Can you quote every line of the material below verbatim, changing nothing?

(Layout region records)
+ + + +
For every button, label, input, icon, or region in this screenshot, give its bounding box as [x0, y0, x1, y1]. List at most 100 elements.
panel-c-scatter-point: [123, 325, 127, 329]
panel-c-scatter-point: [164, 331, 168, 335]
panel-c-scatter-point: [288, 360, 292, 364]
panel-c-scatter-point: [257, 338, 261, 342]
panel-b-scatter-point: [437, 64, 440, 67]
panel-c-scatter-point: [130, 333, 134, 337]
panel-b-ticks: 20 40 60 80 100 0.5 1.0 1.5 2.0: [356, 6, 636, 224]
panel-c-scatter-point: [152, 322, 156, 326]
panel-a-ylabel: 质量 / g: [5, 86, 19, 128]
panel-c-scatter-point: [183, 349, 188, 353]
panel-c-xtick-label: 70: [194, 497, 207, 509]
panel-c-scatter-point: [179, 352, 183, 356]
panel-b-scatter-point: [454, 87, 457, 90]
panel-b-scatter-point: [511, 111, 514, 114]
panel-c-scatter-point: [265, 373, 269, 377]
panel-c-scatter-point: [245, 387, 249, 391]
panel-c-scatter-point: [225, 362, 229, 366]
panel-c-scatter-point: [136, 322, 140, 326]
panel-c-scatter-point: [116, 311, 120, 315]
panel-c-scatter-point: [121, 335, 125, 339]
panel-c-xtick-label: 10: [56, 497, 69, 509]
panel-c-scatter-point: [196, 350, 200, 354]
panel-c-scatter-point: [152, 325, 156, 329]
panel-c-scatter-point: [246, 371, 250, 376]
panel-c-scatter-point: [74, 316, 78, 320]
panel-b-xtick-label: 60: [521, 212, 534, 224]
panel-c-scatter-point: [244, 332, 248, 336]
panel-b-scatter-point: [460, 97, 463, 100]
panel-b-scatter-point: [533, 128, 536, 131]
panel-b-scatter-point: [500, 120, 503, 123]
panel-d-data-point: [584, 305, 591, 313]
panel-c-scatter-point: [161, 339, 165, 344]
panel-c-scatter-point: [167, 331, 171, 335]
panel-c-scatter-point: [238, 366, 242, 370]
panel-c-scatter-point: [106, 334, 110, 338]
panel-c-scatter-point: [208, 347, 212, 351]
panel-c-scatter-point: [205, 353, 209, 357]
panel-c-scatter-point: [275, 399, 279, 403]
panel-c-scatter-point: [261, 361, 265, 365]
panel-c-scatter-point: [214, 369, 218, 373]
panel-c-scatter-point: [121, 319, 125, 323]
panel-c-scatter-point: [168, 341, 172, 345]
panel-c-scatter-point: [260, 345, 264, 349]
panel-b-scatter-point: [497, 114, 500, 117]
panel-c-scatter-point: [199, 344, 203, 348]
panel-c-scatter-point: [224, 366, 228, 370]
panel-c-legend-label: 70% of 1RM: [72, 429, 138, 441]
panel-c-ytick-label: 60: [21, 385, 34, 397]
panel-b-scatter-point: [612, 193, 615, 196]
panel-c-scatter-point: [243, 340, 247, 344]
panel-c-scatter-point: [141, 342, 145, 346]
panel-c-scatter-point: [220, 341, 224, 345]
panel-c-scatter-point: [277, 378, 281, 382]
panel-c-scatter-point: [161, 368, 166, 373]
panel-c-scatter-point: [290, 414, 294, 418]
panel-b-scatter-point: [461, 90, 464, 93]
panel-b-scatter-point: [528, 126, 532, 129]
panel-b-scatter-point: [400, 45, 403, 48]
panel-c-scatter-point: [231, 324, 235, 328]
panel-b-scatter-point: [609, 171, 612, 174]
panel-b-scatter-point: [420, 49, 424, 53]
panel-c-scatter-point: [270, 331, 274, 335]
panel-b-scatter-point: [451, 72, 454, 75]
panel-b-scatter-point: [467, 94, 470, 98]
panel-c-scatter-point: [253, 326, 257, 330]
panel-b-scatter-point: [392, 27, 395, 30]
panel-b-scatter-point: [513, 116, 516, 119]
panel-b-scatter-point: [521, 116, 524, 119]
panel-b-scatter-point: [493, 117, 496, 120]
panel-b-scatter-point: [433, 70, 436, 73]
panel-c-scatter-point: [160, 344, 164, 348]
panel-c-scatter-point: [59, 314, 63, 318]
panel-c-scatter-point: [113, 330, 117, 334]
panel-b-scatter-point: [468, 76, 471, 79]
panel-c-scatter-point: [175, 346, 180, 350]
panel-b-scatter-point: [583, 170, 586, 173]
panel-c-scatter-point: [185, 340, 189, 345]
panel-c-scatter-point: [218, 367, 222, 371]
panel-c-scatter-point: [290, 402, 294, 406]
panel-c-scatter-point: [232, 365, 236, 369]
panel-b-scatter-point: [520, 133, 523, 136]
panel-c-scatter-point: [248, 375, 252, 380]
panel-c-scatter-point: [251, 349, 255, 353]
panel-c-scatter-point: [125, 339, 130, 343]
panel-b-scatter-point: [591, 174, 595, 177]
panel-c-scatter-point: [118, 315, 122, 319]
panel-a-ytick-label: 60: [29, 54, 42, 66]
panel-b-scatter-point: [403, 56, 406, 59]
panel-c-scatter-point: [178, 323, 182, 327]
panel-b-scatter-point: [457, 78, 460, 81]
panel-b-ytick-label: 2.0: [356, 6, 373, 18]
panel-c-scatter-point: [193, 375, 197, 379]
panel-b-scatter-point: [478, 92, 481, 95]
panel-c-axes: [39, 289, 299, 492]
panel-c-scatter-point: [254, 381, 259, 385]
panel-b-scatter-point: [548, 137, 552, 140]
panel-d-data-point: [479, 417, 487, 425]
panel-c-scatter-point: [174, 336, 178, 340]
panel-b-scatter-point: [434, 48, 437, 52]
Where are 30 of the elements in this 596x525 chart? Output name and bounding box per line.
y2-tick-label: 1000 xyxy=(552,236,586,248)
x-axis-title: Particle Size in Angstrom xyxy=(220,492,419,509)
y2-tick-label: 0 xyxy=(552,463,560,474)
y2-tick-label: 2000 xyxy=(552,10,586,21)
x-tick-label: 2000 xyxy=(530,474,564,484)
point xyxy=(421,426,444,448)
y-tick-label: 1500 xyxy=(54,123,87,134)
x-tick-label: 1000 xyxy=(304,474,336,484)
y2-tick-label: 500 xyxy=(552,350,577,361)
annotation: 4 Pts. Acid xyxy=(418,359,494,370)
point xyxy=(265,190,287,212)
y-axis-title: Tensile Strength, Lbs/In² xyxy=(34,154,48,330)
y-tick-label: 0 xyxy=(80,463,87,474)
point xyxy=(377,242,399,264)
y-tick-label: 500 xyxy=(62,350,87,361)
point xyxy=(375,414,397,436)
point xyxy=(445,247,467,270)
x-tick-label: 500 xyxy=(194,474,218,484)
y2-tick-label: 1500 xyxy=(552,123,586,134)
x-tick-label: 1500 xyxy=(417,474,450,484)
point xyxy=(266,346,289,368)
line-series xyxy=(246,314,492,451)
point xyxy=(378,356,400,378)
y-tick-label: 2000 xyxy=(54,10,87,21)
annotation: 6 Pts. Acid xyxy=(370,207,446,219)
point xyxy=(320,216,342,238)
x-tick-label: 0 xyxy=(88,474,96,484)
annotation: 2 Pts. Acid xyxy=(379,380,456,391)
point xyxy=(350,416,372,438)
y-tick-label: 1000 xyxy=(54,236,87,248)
+ + + +
| Written solution |
For every button, label, input, icon, or region in this screenshot, give its bounding box as [x0, y0, x1, y1]. List at most 100 elements.
panel-c-scatter-point: [123, 325, 127, 329]
panel-c-scatter-point: [164, 331, 168, 335]
panel-c-scatter-point: [288, 360, 292, 364]
panel-c-scatter-point: [257, 338, 261, 342]
panel-b-scatter-point: [437, 64, 440, 67]
panel-c-scatter-point: [130, 333, 134, 337]
panel-b-ticks: 20 40 60 80 100 0.5 1.0 1.5 2.0: [356, 6, 636, 224]
panel-c-scatter-point: [152, 322, 156, 326]
panel-a-ylabel: 质量 / g: [5, 86, 19, 128]
panel-c-scatter-point: [183, 349, 188, 353]
panel-c-xtick-label: 70: [194, 497, 207, 509]
panel-c-scatter-point: [179, 352, 183, 356]
panel-b-scatter-point: [454, 87, 457, 90]
panel-b-scatter-point: [511, 111, 514, 114]
panel-c-scatter-point: [265, 373, 269, 377]
panel-c-scatter-point: [245, 387, 249, 391]
panel-c-scatter-point: [225, 362, 229, 366]
panel-c-scatter-point: [136, 322, 140, 326]
panel-c-scatter-point: [116, 311, 120, 315]
panel-c-scatter-point: [121, 335, 125, 339]
panel-c-xtick-label: 10: [56, 497, 69, 509]
panel-c-scatter-point: [196, 350, 200, 354]
panel-c-scatter-point: [152, 325, 156, 329]
panel-c-scatter-point: [246, 371, 250, 376]
panel-c-scatter-point: [74, 316, 78, 320]
panel-b-xtick-label: 60: [521, 212, 534, 224]
panel-c-scatter-point: [244, 332, 248, 336]
panel-b-scatter-point: [460, 97, 463, 100]
panel-b-scatter-point: [533, 128, 536, 131]
panel-b-scatter-point: [500, 120, 503, 123]
panel-d-data-point: [584, 305, 591, 313]
panel-c-scatter-point: [161, 339, 165, 344]
panel-c-scatter-point: [167, 331, 171, 335]
panel-c-scatter-point: [238, 366, 242, 370]
panel-c-scatter-point: [106, 334, 110, 338]
panel-c-scatter-point: [208, 347, 212, 351]
panel-c-scatter-point: [205, 353, 209, 357]
panel-c-scatter-point: [275, 399, 279, 403]
panel-c-scatter-point: [261, 361, 265, 365]
panel-c-scatter-point: [214, 369, 218, 373]
panel-c-scatter-point: [121, 319, 125, 323]
panel-c-scatter-point: [168, 341, 172, 345]
panel-c-scatter-point: [260, 345, 264, 349]
panel-b-scatter-point: [497, 114, 500, 117]
panel-c-scatter-point: [199, 344, 203, 348]
panel-c-scatter-point: [224, 366, 228, 370]
panel-c-legend-label: 70% of 1RM: [72, 429, 138, 441]
panel-c-ytick-label: 60: [21, 385, 34, 397]
panel-b-scatter-point: [612, 193, 615, 196]
panel-c-scatter-point: [243, 340, 247, 344]
panel-c-scatter-point: [141, 342, 145, 346]
panel-c-scatter-point: [220, 341, 224, 345]
panel-c-scatter-point: [277, 378, 281, 382]
panel-c-scatter-point: [161, 368, 166, 373]
panel-c-scatter-point: [290, 414, 294, 418]
panel-b-scatter-point: [461, 90, 464, 93]
panel-b-scatter-point: [528, 126, 532, 129]
panel-b-scatter-point: [400, 45, 403, 48]
panel-c-scatter-point: [231, 324, 235, 328]
panel-b-scatter-point: [609, 171, 612, 174]
panel-b-scatter-point: [420, 49, 424, 53]
panel-c-scatter-point: [270, 331, 274, 335]
panel-b-scatter-point: [451, 72, 454, 75]
panel-b-scatter-point: [467, 94, 470, 98]
panel-c-scatter-point: [253, 326, 257, 330]
panel-b-scatter-point: [392, 27, 395, 30]
panel-b-scatter-point: [513, 116, 516, 119]
panel-b-scatter-point: [521, 116, 524, 119]
panel-b-scatter-point: [493, 117, 496, 120]
panel-b-scatter-point: [433, 70, 436, 73]
panel-c-scatter-point: [160, 344, 164, 348]
panel-c-scatter-point: [59, 314, 63, 318]
panel-c-scatter-point: [113, 330, 117, 334]
panel-b-scatter-point: [468, 76, 471, 79]
panel-c-scatter-point: [175, 346, 180, 350]
panel-b-scatter-point: [583, 170, 586, 173]
panel-c-scatter-point: [185, 340, 189, 345]
panel-c-scatter-point: [218, 367, 222, 371]
panel-c-scatter-point: [290, 402, 294, 406]
panel-c-scatter-point: [232, 365, 236, 369]
panel-b-scatter-point: [520, 133, 523, 136]
panel-c-scatter-point: [248, 375, 252, 380]
panel-c-scatter-point: [251, 349, 255, 353]
panel-c-scatter-point: [125, 339, 130, 343]
panel-b-scatter-point: [591, 174, 595, 177]
panel-c-scatter-point: [118, 315, 122, 319]
panel-a-ytick-label: 60: [29, 54, 42, 66]
panel-b-scatter-point: [403, 56, 406, 59]
panel-c-scatter-point: [178, 323, 182, 327]
panel-b-scatter-point: [457, 78, 460, 81]
panel-b-ytick-label: 2.0: [356, 6, 373, 18]
panel-c-scatter-point: [193, 375, 197, 379]
panel-b-scatter-point: [478, 92, 481, 95]
panel-c-axes: [39, 289, 299, 492]
panel-c-scatter-point: [254, 381, 259, 385]
panel-b-scatter-point: [548, 137, 552, 140]
panel-d-data-point: [479, 417, 487, 425]
panel-c-scatter-point: [174, 336, 178, 340]
panel-b-scatter-point: [434, 48, 437, 52]
Where are 30 of the elements in this 596x525 chart? Output name and bounding box per line.
y2-tick-label: 1000 xyxy=(552,236,586,248)
x-axis-title: Particle Size in Angstrom xyxy=(220,492,419,509)
y2-tick-label: 0 xyxy=(552,463,560,474)
y2-tick-label: 2000 xyxy=(552,10,586,21)
x-tick-label: 2000 xyxy=(530,474,564,484)
point xyxy=(421,426,444,448)
y-tick-label: 1500 xyxy=(54,123,87,134)
x-tick-label: 1000 xyxy=(304,474,336,484)
y2-tick-label: 500 xyxy=(552,350,577,361)
annotation: 4 Pts. Acid xyxy=(418,359,494,370)
point xyxy=(265,190,287,212)
y-axis-title: Tensile Strength, Lbs/In² xyxy=(34,154,48,330)
y-tick-label: 0 xyxy=(80,463,87,474)
point xyxy=(377,242,399,264)
y-tick-label: 500 xyxy=(62,350,87,361)
point xyxy=(375,414,397,436)
point xyxy=(445,247,467,270)
x-tick-label: 500 xyxy=(194,474,218,484)
y2-tick-label: 1500 xyxy=(552,123,586,134)
x-tick-label: 1500 xyxy=(417,474,450,484)
point xyxy=(266,346,289,368)
line-series xyxy=(246,314,492,451)
point xyxy=(378,356,400,378)
y-tick-label: 2000 xyxy=(54,10,87,21)
annotation: 6 Pts. Acid xyxy=(370,207,446,219)
point xyxy=(320,216,342,238)
x-tick-label: 0 xyxy=(88,474,96,484)
annotation: 2 Pts. Acid xyxy=(379,380,456,391)
point xyxy=(350,416,372,438)
y-tick-label: 1000 xyxy=(54,236,87,248)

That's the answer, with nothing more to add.